Look through the data below. Pick out the lines holding the string "ledamotens".

--

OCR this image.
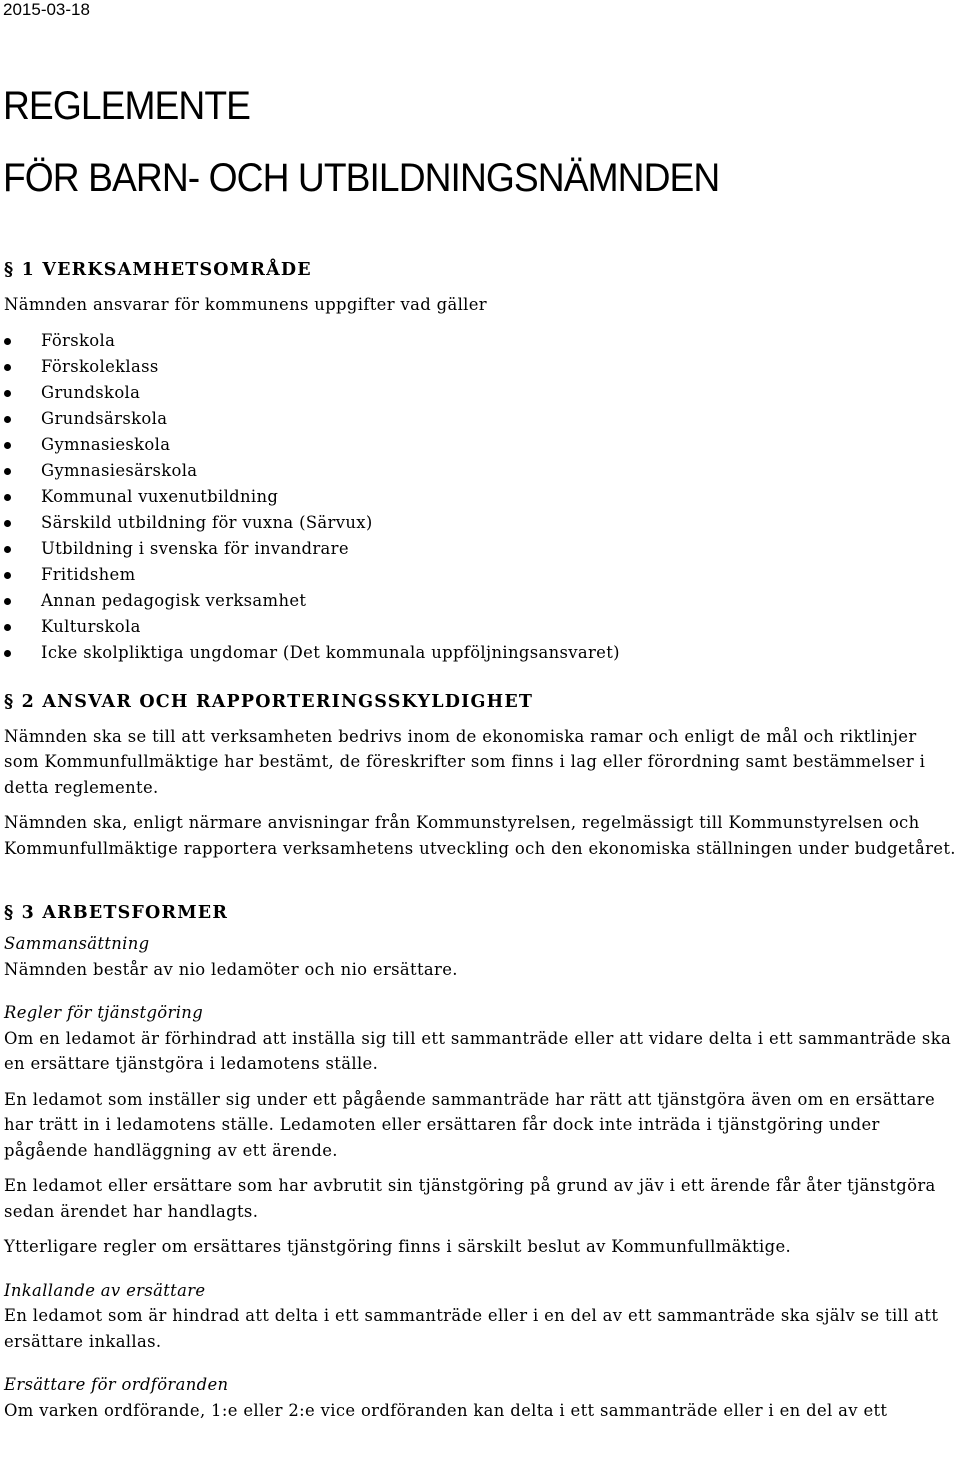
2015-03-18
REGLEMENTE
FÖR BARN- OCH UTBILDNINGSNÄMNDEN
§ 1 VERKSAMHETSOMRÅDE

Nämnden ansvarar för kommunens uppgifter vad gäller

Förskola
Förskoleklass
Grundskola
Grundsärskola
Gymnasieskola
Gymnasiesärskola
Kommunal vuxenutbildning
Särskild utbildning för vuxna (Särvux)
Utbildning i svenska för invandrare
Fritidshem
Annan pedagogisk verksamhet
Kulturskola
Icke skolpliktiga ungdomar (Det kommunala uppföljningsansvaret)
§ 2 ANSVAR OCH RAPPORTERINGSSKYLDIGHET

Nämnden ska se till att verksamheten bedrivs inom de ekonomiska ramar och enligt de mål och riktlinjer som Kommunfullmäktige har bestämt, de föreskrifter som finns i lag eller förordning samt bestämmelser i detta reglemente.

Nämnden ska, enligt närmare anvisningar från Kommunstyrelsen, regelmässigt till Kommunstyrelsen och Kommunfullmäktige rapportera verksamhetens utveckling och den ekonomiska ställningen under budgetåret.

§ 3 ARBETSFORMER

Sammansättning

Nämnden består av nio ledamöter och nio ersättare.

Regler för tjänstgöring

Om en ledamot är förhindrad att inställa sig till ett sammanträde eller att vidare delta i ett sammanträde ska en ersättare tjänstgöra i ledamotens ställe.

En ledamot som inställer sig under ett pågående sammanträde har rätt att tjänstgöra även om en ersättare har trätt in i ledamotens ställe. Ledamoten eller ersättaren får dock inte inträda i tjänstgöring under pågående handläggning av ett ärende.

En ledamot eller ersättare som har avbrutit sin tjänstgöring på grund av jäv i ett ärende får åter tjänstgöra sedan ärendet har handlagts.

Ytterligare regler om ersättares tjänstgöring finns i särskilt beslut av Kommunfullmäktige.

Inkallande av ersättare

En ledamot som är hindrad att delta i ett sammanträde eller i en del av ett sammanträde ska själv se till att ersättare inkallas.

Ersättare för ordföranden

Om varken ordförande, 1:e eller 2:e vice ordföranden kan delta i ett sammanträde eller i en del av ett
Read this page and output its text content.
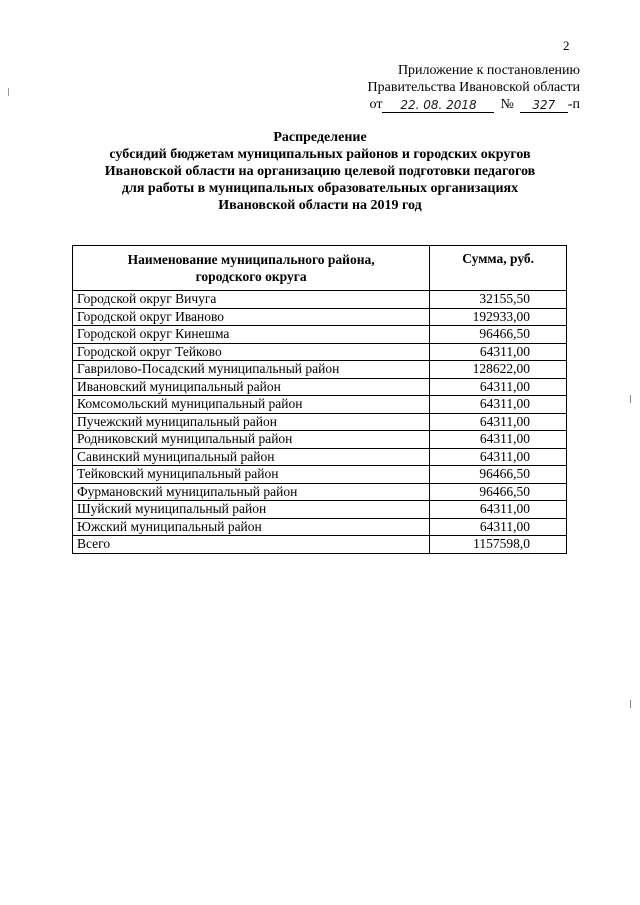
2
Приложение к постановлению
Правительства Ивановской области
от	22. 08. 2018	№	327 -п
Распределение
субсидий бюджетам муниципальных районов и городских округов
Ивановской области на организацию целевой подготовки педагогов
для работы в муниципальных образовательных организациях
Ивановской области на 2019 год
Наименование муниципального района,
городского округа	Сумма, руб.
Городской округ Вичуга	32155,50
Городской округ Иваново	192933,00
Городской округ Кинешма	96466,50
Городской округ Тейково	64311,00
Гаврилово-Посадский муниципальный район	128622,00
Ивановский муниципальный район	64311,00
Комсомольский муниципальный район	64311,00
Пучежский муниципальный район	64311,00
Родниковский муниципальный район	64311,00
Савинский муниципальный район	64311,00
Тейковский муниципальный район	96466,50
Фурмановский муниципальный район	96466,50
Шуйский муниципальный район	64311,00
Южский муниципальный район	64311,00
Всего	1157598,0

--

» Full response:
Om en ledamot är förhindrad att inställa sig till ett sammanträde eller att vidare delta i ett sammanträde ska en ersättare tjänstgöra i ledamotens ställe.
En ledamot som inställer sig under ett pågående sammanträde har rätt att tjänstgöra även om en ersättare har trätt in i ledamotens ställe. Ledamoten eller ersättaren får dock inte inträda i tjänstgöring under pågående handläggning av ett ärende.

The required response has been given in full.